DIRECTIONS ▸ Extract the text of each entry below exactly, leaving every image behind.

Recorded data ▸

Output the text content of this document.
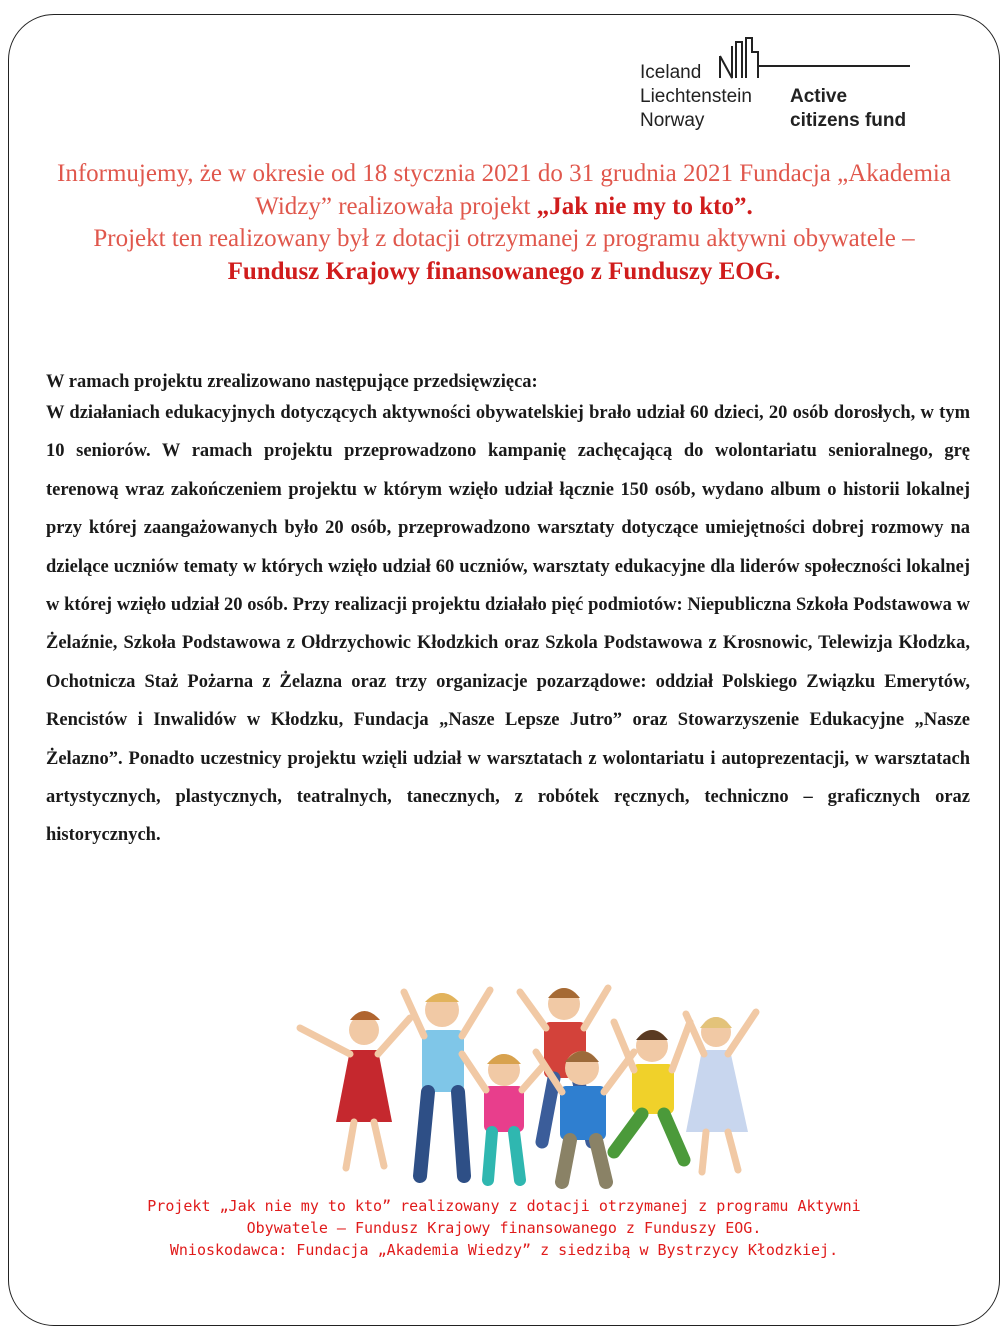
Iceland
Liechtenstein
Norway
Active
citizens fund
Informujemy, że w okresie od 18 stycznia 2021 do 31 grudnia 2021 Fundacja „Akademia Widzy” realizowała projekt „Jak nie my to kto”.
Projekt ten realizowany był z dotacji otrzymanej z programu aktywni obywatele –
Fundusz Krajowy finansowanego z Funduszy EOG.
W ramach projektu zrealizowano następujące przedsięwzięca:
W działaniach edukacyjnych dotyczących aktywności obywatelskiej brało udział 60 dzieci, 20 osób dorosłych, w tym 10 seniorów. W ramach projektu przeprowadzono kampanię zachęcającą do wolontariatu senioralnego, grę terenową wraz zakończeniem projektu w którym wzięło udział łącznie 150 osób, wydano album o historii lokalnej przy której zaangażowanych było 20 osób, przeprowadzono warsztaty dotyczące umiejętności dobrej rozmowy na dzielące uczniów tematy w których wzięło udział 60 uczniów, warsztaty edukacyjne dla liderów społeczności lokalnej w której wzięło udział 20 osób. Przy realizacji projektu działało pięć podmiotów: Niepubliczna Szkoła Podstawowa w Żelaźnie, Szkoła Podstawowa z Ołdrzychowic Kłodzkich oraz Szkola Podstawowa z Krosnowic, Telewizja Kłodzka, Ochotnicza Staż Pożarna z Żelazna oraz trzy organizacje pozarządowe: oddział Polskiego Związku Emerytów, Rencistów i Inwalidów w Kłodzku, Fundacja „Nasze Lepsze Jutro” oraz Stowarzyszenie Edukacyjne „Nasze Żelazno”. Ponadto uczestnicy projektu wzięli udział w warsztatach z wolontariatu i autoprezentacji, w warsztatach artystycznych, plastycznych, teatralnych, tanecznych, z robótek ręcznych, techniczno – graficznych oraz historycznych.
Projekt „Jak nie my to kto” realizowany z dotacji otrzymanej z programu Aktywni
Obywatele – Fundusz Krajowy finansowanego z Funduszy EOG.
Wnioskodawca: Fundacja „Akademia Wiedzy” z siedzibą w Bystrzycy Kłodzkiej.
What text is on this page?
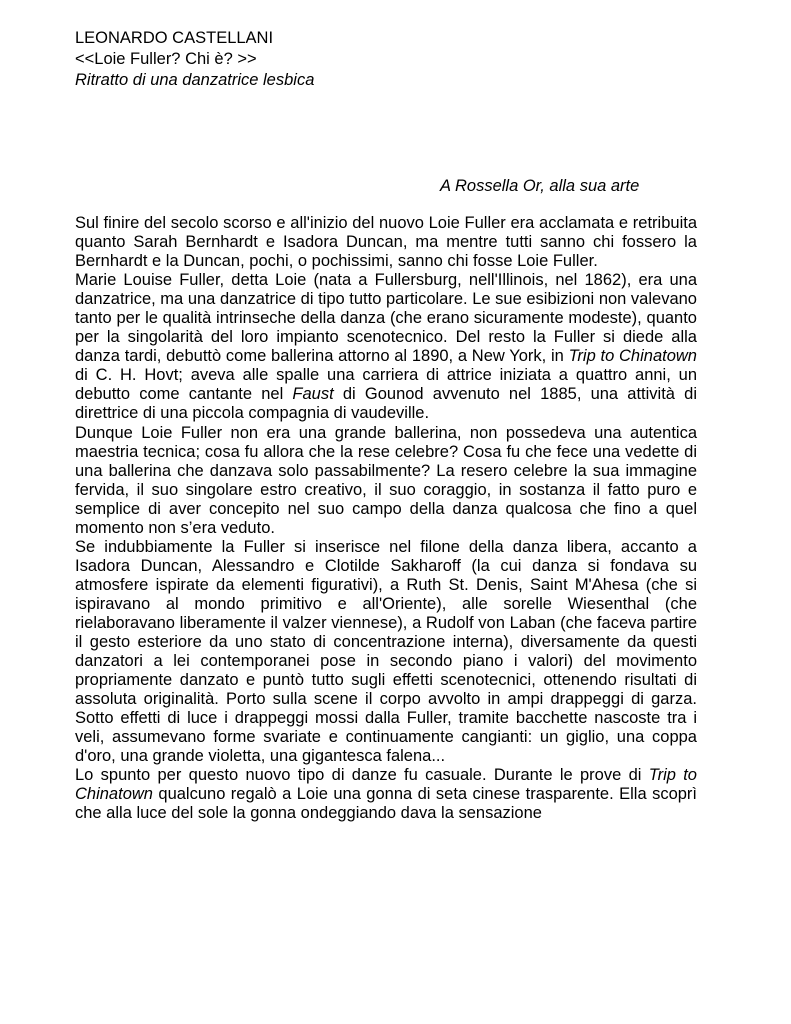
LEONARDO CASTELLANI
<<Loie Fuller? Chi è? >>
Ritratto di una danzatrice lesbica
A Rossella Or, alla sua arte

Sul finire del secolo scorso e all'inizio del nuovo Loie Fuller era acclamata e retribuita quanto Sarah Bernhardt e Isadora Duncan, ma mentre tutti sanno chi fossero la Bernhardt e la Duncan, pochi, o pochissimi, sanno chi fosse Loie Fuller.

Marie Louise Fuller, detta Loie (nata a Fullersburg, nell'Illinois, nel 1862), era una danzatrice, ma una danzatrice di tipo tutto particolare. Le sue esibizioni non valevano tanto per le qualità intrinseche della danza (che erano sicuramente modeste), quanto per la singolarità del loro impianto scenotecnico. Del resto la Fuller si diede alla danza tardi, debuttò come ballerina attorno al 1890, a New York, in Trip to Chinatown di C. H. Hovt; aveva alle spalle una carriera di attrice iniziata a quattro anni, un debutto come cantante nel Faust di Gounod avvenuto nel 1885, una attività di direttrice di una piccola compagnia di vaudeville.

Dunque Loie Fuller non era una grande ballerina, non possedeva una autentica maestria tecnica; cosa fu allora che la rese celebre? Cosa fu che fece una vedette di una ballerina che danzava solo passabilmente? La resero celebre la sua immagine fervida, il suo singolare estro creativo, il suo coraggio, in sostanza il fatto puro e semplice di aver concepito nel suo campo della danza qualcosa che fino a quel momento non s’era veduto.

Se indubbiamente la Fuller si inserisce nel filone della danza libera, accanto a Isadora Duncan, Alessandro e Clotilde Sakharoff (la cui danza si fondava su atmosfere ispirate da elementi figurativi), a Ruth St. Denis, Saint M'Ahesa (che si ispiravano al mondo primitivo e all'Oriente), alle sorelle Wiesenthal (che rielaboravano liberamente il valzer viennese), a Rudolf von Laban (che faceva partire il gesto esteriore da uno stato di concentrazione interna), diversamente da questi danzatori a lei contemporanei pose in secondo piano i valori) del movimento propriamente danzato e puntò tutto sugli effetti scenotecnici, ottenendo risultati di assoluta originalità. Porto sulla scene il corpo avvolto in ampi drappeggi di garza. Sotto effetti di luce i drappeggi mossi dalla Fuller, tramite bacchette nascoste tra i veli, assumevano forme svariate e continuamente cangianti: un giglio, una coppa d'oro, una grande violetta, una gigantesca falena...

Lo spunto per questo nuovo tipo di danze fu casuale. Durante le prove di Trip to Chinatown qualcuno regalò a Loie una gonna di seta cinese trasparente. Ella scoprì che alla luce del sole la gonna ondeggiando dava la sensazione
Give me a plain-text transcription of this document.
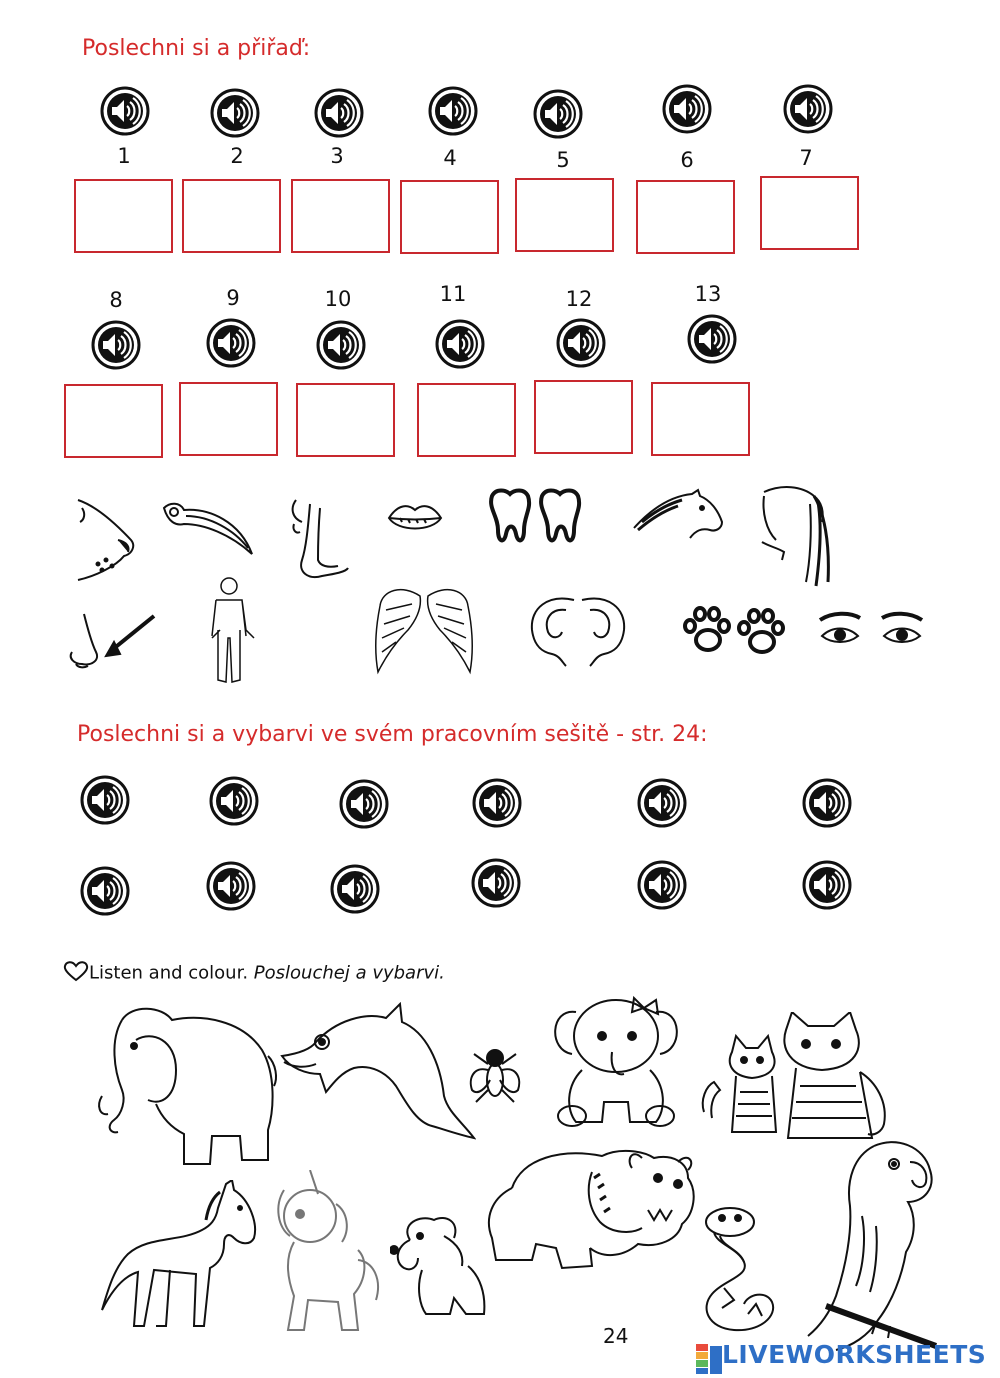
Poslechni si a přiřaď:
1	2	3	4	5	6	7
8	9	10	11	12	13
Poslechni si a vybarvi ve svém pracovním sešitě - str. 24:
Listen and colour. Poslouchej a vybarvi.
24
LIVEWORKSHEETS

WORKED SOLUTION ▸
Output the text content of this document.
Iceland
Liechtenstein
Norway
Active
citizens fund
Informujemy, że w okresie od 18 stycznia 2021 do 31 grudnia 2021 Fundacja „Akademia Widzy” realizowała projekt „Jak nie my to kto”.
Projekt ten realizowany był z dotacji otrzymanej z programu aktywni obywatele –
Fundusz Krajowy finansowanego z Funduszy EOG.
W ramach projektu zrealizowano następujące przedsięwzięca:
W działaniach edukacyjnych dotyczących aktywności obywatelskiej brało udział 60 dzieci, 20 osób dorosłych, w tym 10 seniorów. W ramach projektu przeprowadzono kampanię zachęcającą do wolontariatu senioralnego, grę terenową wraz zakończeniem projektu w którym wzięło udział łącznie 150 osób, wydano album o historii lokalnej przy której zaangażowanych było 20 osób, przeprowadzono warsztaty dotyczące umiejętności dobrej rozmowy na dzielące uczniów tematy w których wzięło udział 60 uczniów, warsztaty edukacyjne dla liderów społeczności lokalnej w której wzięło udział 20 osób. Przy realizacji projektu działało pięć podmiotów: Niepubliczna Szkoła Podstawowa w Żelaźnie, Szkoła Podstawowa z Ołdrzychowic Kłodzkich oraz Szkola Podstawowa z Krosnowic, Telewizja Kłodzka, Ochotnicza Staż Pożarna z Żelazna oraz trzy organizacje pozarządowe: oddział Polskiego Związku Emerytów, Rencistów i Inwalidów w Kłodzku, Fundacja „Nasze Lepsze Jutro” oraz Stowarzyszenie Edukacyjne „Nasze Żelazno”. Ponadto uczestnicy projektu wzięli udział w warsztatach z wolontariatu i autoprezentacji, w warsztatach artystycznych, plastycznych, teatralnych, tanecznych, z robótek ręcznych, techniczno – graficznych oraz historycznych.
Projekt „Jak nie my to kto” realizowany z dotacji otrzymanej z programu Aktywni
Obywatele – Fundusz Krajowy finansowanego z Funduszy EOG.
Wnioskodawca: Fundacja „Akademia Wiedzy” z siedzibą w Bystrzycy Kłodzkiej.
What text is on this page?
LEONARDO CASTELLANI
<<Loie Fuller? Chi è? >>
Ritratto di una danzatrice lesbica
A Rossella Or, alla sua arte

Sul finire del secolo scorso e all'inizio del nuovo Loie Fuller era acclamata e retribuita quanto Sarah Bernhardt e Isadora Duncan, ma mentre tutti sanno chi fossero la Bernhardt e la Duncan, pochi, o pochissimi, sanno chi fosse Loie Fuller.

Marie Louise Fuller, detta Loie (nata a Fullersburg, nell'Illinois, nel 1862), era una danzatrice, ma una danzatrice di tipo tutto particolare. Le sue esibizioni non valevano tanto per le qualità intrinseche della danza (che erano sicuramente modeste), quanto per la singolarità del loro impianto scenotecnico. Del resto la Fuller si diede alla danza tardi, debuttò come ballerina attorno al 1890, a New York, in Trip to Chinatown di C. H. Hovt; aveva alle spalle una carriera di attrice iniziata a quattro anni, un debutto come cantante nel Faust di Gounod avvenuto nel 1885, una attività di direttrice di una piccola compagnia di vaudeville.

Dunque Loie Fuller non era una grande ballerina, non possedeva una autentica maestria tecnica; cosa fu allora che la rese celebre? Cosa fu che fece una vedette di una ballerina che danzava solo passabilmente? La resero celebre la sua immagine fervida, il suo singolare estro creativo, il suo coraggio, in sostanza il fatto puro e semplice di aver concepito nel suo campo della danza qualcosa che fino a quel momento non s’era veduto.

Se indubbiamente la Fuller si inserisce nel filone della danza libera, accanto a Isadora Duncan, Alessandro e Clotilde Sakharoff (la cui danza si fondava su atmosfere ispirate da elementi figurativi), a Ruth St. Denis, Saint M'Ahesa (che si ispiravano al mondo primitivo e all'Oriente), alle sorelle Wiesenthal (che rielaboravano liberamente il valzer viennese), a Rudolf von Laban (che faceva partire il gesto esteriore da uno stato di concentrazione interna), diversamente da questi danzatori a lei contemporanei pose in secondo piano i valori) del movimento propriamente danzato e puntò tutto sugli effetti scenotecnici, ottenendo risultati di assoluta originalità. Porto sulla scene il corpo avvolto in ampi drappeggi di garza. Sotto effetti di luce i drappeggi mossi dalla Fuller, tramite bacchette nascoste tra i veli, assumevano forme svariate e continuamente cangianti: un giglio, una coppa d'oro, una grande violetta, una gigantesca falena...

Lo spunto per questo nuovo tipo di danze fu casuale. Durante le prove di Trip to Chinatown qualcuno regalò a Loie una gonna di seta cinese trasparente. Ella scoprì che alla luce del sole la gonna ondeggiando dava la sensazione
Give me a plain-text transcription of this document.
Poslechni si a přiřaď:
1	2	3	4	5	6	7
8	9	10	11	12	13
Poslechni si a vybarvi ve svém pracovním sešitě - str. 24:
Listen and colour. Poslouchej a vybarvi.
24
LIVEWORKSHEETS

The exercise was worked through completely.